━━ DATASET ━━

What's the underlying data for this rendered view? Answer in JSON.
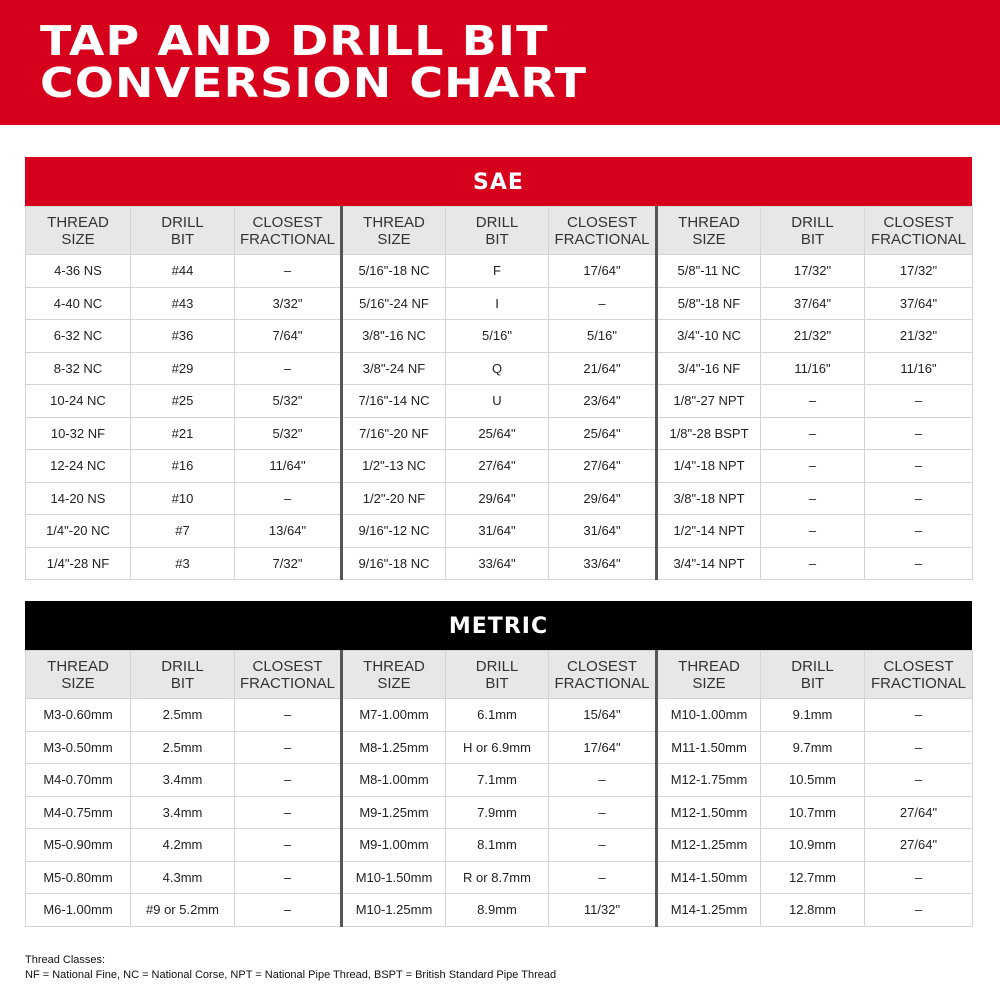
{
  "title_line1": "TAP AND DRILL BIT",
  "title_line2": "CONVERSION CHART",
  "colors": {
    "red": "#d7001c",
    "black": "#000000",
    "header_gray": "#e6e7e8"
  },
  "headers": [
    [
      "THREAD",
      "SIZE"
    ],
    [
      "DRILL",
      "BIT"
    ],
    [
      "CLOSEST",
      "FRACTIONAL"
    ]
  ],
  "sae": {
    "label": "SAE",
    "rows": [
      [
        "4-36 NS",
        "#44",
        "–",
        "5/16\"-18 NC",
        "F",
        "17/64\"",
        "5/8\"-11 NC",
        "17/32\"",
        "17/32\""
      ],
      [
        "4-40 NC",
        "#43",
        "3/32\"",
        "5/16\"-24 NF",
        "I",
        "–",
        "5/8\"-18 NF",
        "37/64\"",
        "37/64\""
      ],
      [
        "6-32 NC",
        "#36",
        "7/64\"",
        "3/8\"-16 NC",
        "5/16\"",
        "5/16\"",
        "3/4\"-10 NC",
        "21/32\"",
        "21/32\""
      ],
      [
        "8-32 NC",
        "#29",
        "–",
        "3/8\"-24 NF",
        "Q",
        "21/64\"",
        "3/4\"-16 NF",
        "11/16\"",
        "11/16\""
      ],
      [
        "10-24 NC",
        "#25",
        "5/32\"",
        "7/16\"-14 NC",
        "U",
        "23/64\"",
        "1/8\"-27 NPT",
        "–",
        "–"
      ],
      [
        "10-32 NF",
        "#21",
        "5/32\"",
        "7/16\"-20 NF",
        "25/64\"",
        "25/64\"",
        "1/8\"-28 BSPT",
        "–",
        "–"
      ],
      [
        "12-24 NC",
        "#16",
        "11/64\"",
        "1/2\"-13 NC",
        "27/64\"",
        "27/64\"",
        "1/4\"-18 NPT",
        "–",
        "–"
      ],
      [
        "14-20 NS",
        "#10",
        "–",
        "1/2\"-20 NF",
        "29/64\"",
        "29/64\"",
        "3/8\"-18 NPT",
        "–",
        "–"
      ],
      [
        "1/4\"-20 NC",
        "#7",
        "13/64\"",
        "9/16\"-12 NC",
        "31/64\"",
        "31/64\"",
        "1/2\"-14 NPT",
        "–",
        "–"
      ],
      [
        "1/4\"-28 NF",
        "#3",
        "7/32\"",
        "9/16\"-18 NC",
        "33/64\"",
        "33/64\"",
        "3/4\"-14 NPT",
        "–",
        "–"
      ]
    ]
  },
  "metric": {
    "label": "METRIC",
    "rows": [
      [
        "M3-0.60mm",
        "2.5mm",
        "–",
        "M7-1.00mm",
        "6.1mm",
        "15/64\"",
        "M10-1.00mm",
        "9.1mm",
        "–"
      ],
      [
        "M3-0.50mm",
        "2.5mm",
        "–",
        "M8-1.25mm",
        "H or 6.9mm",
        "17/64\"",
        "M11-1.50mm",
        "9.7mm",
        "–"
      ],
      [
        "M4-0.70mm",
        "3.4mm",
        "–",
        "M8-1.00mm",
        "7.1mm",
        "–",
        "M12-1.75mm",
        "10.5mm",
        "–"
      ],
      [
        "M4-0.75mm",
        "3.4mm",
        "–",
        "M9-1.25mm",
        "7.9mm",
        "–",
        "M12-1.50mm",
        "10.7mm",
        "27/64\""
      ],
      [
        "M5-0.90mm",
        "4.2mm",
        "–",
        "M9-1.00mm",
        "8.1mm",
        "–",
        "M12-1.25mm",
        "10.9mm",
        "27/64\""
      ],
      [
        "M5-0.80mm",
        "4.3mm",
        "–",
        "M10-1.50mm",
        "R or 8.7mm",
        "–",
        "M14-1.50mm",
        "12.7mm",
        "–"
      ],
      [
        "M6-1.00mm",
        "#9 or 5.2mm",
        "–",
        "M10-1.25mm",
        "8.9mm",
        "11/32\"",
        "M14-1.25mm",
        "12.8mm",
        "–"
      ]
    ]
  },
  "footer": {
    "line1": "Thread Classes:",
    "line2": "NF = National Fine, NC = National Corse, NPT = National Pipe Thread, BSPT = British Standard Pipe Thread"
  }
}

━━━

#### WRITTEN TASK:
Report how many lines of the listing above include the word "BSPT". Say nothing but the number.

#### ANSWER BELOW:
2